**What to work on:**
Wherever the word "image" appears in a line, copy that line.

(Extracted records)
####
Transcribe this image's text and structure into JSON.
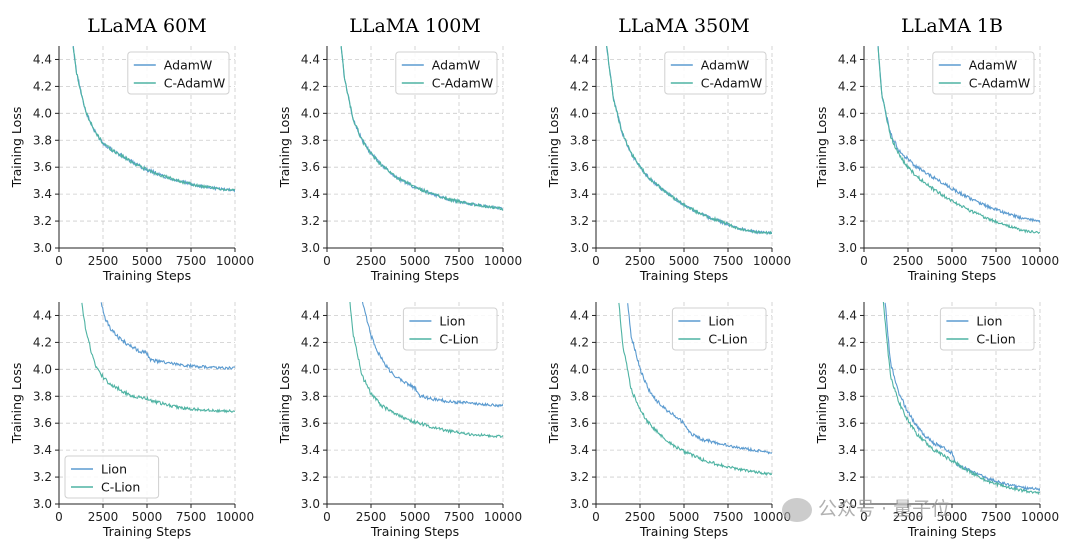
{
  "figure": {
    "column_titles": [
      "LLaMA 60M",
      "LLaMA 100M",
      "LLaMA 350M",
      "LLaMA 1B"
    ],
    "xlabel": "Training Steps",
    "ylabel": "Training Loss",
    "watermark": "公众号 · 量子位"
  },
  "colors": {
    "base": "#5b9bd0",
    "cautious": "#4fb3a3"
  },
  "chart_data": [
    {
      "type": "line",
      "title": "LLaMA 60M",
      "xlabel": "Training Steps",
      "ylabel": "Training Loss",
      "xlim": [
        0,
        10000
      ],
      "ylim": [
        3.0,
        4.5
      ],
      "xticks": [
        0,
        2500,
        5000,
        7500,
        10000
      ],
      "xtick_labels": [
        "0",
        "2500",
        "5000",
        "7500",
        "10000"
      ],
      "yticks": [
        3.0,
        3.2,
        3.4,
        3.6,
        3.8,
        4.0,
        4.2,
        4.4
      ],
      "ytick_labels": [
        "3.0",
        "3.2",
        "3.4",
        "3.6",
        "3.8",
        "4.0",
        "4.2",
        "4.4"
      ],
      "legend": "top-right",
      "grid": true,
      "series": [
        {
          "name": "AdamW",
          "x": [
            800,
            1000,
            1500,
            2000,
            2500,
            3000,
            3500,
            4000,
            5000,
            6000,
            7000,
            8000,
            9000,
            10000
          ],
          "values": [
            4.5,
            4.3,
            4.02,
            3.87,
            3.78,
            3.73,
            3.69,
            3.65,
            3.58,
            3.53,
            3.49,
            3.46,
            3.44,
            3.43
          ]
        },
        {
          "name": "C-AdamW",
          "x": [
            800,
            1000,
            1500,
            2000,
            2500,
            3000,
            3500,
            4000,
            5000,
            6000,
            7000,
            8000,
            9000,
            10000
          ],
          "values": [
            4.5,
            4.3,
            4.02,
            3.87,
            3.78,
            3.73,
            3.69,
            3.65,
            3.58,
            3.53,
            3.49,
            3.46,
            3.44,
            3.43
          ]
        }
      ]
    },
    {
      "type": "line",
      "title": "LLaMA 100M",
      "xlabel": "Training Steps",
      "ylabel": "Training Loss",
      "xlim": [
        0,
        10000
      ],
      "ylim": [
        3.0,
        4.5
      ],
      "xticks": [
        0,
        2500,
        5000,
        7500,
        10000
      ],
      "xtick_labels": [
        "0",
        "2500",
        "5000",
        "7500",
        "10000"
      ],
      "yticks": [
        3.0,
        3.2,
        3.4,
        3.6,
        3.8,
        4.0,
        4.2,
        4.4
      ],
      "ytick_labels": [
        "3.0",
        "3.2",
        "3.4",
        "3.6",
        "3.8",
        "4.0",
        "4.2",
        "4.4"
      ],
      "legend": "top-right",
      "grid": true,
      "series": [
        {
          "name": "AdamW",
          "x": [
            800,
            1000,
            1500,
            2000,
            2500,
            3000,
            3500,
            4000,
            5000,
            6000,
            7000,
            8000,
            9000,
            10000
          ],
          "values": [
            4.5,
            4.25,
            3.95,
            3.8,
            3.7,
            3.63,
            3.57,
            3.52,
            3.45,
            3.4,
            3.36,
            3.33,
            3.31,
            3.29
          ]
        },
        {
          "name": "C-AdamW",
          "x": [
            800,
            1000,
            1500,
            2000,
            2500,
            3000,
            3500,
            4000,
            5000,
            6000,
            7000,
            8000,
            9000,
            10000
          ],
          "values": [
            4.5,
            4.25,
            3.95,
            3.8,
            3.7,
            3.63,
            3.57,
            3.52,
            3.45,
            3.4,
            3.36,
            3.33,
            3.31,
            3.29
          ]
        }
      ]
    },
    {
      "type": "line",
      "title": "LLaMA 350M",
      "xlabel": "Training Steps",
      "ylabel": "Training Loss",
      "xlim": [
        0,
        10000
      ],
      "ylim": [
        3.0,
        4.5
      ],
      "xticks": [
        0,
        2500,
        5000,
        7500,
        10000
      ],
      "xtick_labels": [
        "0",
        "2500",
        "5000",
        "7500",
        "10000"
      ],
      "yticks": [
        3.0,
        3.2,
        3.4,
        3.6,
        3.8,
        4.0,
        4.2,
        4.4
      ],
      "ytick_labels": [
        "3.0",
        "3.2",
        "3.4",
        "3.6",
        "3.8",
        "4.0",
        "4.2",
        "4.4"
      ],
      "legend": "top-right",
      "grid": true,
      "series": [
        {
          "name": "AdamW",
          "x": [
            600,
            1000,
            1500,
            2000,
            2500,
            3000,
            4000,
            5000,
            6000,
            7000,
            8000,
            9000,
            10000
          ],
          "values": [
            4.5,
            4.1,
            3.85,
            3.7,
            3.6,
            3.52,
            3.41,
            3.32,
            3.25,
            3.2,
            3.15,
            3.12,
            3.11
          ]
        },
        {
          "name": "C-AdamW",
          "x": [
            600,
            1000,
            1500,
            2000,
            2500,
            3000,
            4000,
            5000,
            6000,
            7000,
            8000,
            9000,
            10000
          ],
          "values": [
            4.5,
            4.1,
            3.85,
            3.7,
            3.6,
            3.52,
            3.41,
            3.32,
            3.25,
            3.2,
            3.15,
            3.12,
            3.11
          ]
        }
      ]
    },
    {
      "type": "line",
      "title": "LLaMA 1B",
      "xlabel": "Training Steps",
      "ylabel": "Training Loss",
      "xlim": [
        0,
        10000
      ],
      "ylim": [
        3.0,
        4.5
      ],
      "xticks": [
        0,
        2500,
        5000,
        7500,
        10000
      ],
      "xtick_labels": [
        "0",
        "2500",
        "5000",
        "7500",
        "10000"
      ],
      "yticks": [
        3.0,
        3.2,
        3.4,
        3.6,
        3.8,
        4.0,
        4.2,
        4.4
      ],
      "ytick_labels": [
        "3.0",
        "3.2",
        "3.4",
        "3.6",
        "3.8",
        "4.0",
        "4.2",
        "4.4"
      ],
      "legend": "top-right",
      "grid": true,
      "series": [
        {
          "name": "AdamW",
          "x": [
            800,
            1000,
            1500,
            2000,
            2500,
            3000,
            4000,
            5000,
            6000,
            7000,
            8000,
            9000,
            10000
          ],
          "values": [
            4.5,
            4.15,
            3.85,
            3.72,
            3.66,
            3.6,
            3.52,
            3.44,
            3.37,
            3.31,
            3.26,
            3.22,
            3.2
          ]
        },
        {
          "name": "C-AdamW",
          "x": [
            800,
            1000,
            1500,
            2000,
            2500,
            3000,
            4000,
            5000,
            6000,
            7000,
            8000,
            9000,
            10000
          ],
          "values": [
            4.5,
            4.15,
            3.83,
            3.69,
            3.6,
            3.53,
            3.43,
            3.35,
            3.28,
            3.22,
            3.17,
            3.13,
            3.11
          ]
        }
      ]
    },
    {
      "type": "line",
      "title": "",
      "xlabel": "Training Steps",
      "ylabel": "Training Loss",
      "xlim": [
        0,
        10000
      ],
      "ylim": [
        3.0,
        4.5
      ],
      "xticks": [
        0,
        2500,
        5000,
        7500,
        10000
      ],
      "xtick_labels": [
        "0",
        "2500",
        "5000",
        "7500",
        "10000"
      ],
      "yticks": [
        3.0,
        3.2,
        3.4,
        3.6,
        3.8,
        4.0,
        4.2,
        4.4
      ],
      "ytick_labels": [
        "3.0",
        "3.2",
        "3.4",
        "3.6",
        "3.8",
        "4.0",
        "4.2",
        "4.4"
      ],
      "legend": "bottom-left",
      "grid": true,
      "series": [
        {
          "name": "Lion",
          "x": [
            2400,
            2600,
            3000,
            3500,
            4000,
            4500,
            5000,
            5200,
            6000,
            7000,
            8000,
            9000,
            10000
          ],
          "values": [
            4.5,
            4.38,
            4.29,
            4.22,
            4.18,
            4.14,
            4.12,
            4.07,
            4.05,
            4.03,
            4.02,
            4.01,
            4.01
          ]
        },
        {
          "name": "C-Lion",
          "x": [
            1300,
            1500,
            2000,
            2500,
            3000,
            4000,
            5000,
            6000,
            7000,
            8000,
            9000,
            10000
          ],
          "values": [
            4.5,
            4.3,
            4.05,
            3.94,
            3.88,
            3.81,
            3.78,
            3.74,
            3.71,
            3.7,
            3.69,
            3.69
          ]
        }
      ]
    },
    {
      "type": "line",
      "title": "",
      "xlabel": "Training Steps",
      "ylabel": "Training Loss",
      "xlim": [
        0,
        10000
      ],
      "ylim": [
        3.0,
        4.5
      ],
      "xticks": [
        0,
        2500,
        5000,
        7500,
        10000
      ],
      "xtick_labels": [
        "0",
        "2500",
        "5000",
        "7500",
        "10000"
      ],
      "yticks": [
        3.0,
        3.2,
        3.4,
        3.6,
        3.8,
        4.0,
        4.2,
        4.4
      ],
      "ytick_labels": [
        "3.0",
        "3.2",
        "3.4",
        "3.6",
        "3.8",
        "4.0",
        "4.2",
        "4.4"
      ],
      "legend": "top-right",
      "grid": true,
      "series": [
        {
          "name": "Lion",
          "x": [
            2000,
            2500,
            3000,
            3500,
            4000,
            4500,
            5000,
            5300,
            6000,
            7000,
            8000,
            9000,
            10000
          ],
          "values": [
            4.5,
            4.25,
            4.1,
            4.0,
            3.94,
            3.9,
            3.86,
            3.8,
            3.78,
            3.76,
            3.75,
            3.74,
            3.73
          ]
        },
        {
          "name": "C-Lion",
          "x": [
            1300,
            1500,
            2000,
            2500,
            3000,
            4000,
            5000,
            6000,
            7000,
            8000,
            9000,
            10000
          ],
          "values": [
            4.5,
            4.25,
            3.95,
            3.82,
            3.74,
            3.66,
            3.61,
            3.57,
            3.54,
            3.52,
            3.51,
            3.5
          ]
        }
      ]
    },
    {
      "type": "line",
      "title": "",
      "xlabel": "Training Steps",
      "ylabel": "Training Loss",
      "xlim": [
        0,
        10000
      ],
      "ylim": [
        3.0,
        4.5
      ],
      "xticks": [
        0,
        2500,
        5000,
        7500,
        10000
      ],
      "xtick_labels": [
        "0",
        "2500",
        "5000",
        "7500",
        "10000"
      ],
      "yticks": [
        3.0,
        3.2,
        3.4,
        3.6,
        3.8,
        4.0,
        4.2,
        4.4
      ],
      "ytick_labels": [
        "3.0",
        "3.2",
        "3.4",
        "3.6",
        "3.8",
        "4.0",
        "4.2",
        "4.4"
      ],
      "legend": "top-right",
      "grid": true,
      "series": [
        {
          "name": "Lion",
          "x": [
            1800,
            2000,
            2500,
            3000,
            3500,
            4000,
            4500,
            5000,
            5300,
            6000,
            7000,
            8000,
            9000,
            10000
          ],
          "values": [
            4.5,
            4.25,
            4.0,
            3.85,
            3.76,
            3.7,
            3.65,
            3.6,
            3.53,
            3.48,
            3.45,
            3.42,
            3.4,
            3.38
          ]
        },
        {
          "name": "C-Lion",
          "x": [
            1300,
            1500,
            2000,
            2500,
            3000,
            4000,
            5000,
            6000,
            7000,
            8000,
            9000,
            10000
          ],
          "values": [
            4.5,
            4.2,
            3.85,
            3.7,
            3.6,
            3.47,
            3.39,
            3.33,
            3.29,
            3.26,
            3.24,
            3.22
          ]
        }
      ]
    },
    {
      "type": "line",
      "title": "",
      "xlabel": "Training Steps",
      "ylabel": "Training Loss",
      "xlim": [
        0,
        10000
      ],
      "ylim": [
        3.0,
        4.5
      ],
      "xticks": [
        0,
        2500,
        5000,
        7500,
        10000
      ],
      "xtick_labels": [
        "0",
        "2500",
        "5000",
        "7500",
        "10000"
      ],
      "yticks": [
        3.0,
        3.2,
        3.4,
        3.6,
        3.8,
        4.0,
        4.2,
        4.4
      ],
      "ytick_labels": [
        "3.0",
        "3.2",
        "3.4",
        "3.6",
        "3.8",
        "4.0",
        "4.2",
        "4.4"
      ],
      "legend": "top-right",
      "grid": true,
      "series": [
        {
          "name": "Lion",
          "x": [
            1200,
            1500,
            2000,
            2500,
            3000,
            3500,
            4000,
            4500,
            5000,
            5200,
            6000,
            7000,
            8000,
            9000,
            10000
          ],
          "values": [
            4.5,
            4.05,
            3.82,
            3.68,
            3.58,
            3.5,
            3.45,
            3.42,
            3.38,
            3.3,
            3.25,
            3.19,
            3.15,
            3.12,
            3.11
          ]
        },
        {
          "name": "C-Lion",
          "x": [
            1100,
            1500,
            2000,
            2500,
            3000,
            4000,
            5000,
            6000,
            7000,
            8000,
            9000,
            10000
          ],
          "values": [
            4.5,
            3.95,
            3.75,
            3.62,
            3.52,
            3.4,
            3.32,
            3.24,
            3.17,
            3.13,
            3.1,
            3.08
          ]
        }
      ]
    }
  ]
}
####
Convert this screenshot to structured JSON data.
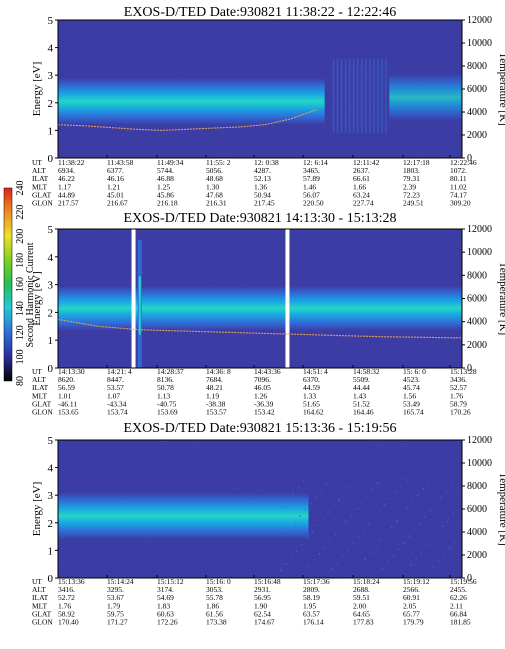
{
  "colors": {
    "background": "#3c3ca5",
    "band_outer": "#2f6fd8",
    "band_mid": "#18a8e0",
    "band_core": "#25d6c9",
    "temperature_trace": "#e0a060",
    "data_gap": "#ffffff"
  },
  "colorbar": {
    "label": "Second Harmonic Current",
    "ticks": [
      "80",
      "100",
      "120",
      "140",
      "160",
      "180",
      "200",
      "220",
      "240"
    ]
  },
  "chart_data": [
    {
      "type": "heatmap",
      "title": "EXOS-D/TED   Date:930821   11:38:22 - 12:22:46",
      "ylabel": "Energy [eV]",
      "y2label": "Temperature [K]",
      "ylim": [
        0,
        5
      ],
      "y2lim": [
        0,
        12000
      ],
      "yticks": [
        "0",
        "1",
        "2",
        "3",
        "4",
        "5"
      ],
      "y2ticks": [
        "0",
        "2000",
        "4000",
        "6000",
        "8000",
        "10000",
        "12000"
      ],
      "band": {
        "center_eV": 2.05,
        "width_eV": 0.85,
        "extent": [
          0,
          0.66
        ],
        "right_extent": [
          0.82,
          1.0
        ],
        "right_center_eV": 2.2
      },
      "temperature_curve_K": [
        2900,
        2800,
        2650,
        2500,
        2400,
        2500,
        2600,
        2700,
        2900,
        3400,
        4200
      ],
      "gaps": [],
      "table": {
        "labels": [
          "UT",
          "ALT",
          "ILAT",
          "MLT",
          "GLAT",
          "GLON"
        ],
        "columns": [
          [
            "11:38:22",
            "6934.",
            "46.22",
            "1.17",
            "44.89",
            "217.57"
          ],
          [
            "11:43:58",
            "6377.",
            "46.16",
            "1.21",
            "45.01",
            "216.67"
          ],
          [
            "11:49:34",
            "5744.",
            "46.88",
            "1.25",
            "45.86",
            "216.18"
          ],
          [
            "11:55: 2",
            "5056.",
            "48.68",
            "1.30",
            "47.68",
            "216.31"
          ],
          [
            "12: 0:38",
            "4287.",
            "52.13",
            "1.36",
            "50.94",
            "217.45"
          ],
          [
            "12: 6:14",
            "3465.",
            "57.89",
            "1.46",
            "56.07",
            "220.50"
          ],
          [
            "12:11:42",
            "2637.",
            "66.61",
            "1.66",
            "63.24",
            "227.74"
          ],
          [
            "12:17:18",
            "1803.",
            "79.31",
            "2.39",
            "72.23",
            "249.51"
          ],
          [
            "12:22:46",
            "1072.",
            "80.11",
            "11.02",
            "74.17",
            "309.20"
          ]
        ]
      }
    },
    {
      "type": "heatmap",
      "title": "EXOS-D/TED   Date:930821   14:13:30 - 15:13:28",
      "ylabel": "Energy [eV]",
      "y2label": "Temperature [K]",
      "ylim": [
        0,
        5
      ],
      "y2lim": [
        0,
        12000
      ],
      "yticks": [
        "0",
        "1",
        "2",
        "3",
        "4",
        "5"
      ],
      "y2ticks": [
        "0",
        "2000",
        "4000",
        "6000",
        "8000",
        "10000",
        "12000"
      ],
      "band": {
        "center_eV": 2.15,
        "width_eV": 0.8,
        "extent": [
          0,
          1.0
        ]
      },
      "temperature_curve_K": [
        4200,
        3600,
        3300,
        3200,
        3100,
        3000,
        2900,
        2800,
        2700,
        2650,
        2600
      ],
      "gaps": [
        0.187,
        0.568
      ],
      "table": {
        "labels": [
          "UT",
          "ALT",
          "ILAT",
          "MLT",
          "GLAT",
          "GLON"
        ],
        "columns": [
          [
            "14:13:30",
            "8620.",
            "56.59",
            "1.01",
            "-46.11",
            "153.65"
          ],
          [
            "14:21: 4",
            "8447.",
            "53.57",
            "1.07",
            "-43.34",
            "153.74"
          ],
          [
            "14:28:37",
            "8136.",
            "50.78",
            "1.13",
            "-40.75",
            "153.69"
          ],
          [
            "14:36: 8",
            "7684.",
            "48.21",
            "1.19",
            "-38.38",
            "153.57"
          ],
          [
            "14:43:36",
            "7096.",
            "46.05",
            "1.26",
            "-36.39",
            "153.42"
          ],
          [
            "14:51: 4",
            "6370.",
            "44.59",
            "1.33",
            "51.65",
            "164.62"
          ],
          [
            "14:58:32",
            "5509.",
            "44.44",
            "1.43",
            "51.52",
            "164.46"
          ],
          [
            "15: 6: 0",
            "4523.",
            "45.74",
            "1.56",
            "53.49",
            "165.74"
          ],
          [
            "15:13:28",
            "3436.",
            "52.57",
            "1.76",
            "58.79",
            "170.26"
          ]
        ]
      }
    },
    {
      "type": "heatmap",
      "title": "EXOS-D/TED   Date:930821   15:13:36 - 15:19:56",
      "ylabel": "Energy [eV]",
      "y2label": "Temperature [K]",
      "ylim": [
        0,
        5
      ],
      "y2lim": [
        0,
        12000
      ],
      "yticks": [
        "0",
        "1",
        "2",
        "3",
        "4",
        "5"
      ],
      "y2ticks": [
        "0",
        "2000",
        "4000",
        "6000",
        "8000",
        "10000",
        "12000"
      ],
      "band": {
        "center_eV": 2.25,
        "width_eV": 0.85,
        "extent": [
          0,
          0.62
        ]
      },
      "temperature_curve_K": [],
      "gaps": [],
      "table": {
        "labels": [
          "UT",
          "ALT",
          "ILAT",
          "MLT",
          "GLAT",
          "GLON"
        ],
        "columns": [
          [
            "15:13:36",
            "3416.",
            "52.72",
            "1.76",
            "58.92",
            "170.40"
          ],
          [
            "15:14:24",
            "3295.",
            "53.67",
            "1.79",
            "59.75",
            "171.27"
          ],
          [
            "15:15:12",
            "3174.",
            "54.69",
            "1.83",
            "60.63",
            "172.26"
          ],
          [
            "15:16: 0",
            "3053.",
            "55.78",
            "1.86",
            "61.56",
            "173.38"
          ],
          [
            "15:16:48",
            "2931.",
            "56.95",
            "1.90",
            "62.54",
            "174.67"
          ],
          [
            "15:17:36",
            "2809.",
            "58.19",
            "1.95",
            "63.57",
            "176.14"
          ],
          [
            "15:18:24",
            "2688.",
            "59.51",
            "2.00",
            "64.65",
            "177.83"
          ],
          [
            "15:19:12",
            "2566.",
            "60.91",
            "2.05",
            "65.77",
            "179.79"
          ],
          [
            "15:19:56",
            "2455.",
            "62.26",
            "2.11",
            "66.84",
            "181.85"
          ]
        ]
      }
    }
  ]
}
####
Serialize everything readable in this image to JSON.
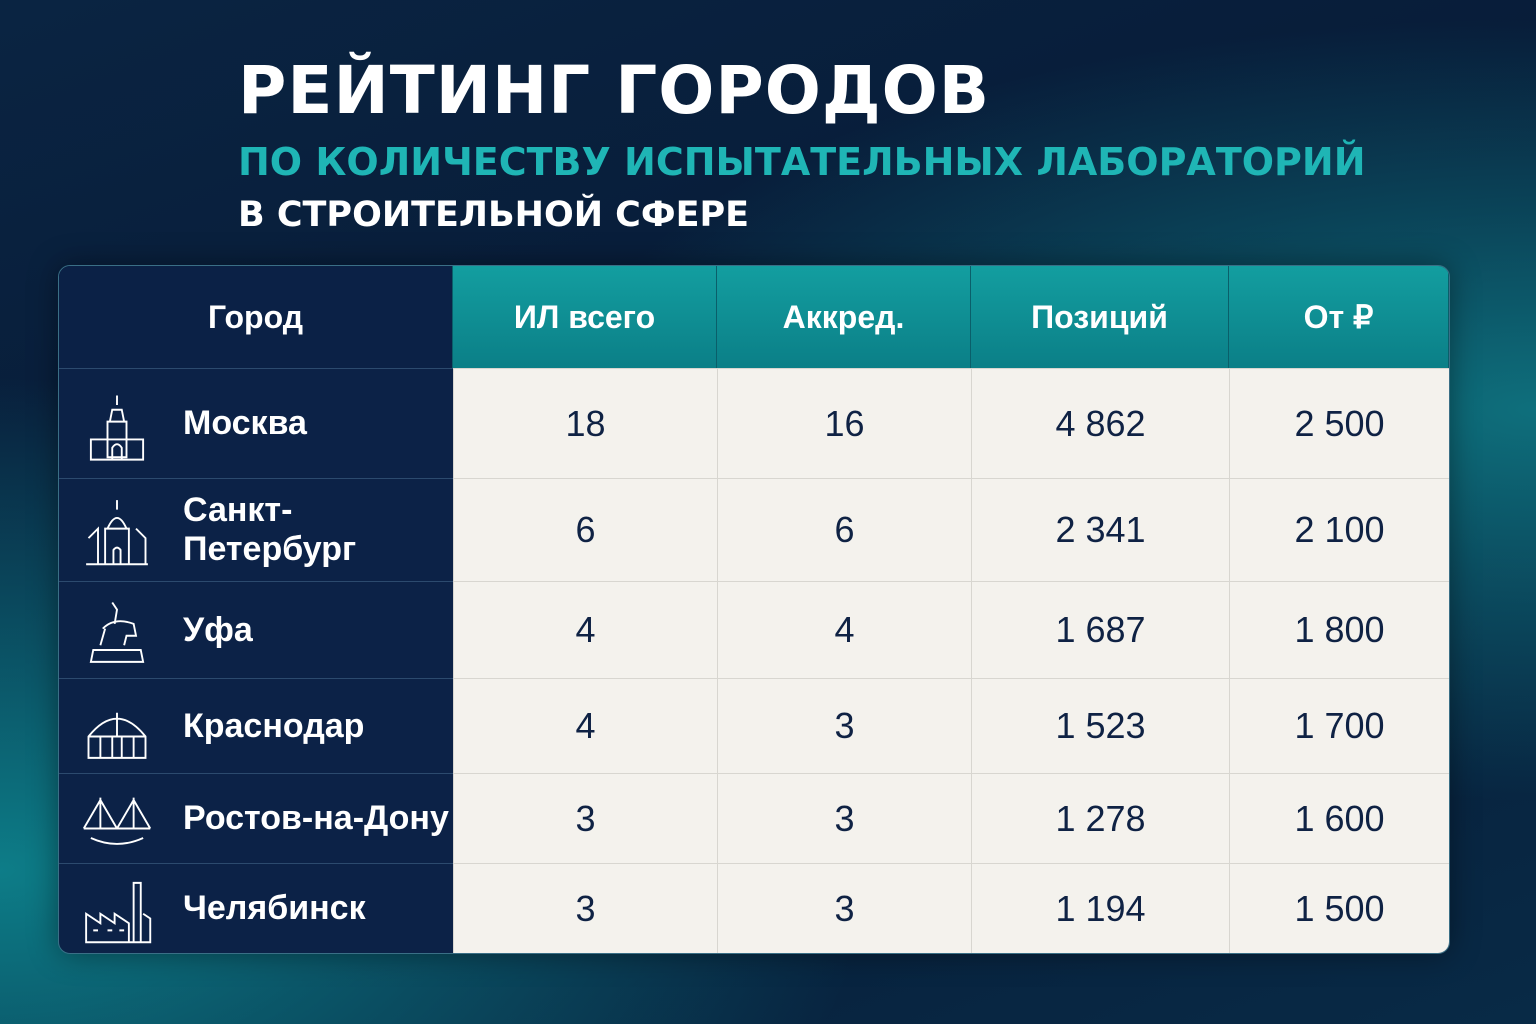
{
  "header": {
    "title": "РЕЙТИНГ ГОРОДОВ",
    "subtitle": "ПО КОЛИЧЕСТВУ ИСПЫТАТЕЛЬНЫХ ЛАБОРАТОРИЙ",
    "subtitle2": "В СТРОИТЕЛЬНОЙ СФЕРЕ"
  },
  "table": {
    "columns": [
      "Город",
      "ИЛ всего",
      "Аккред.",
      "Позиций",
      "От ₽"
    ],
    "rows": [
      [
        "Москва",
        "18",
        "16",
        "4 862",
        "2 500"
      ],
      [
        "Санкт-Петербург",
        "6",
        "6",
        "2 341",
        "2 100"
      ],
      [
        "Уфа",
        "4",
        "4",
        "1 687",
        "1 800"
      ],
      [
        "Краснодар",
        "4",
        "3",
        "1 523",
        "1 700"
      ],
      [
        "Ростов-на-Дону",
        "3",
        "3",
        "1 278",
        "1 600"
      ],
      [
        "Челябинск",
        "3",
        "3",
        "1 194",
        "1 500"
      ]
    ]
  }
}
####
**Exercise answer:**
Transcribe this image's text and structure into JSON.
Serialize everything readable in this image to JSON.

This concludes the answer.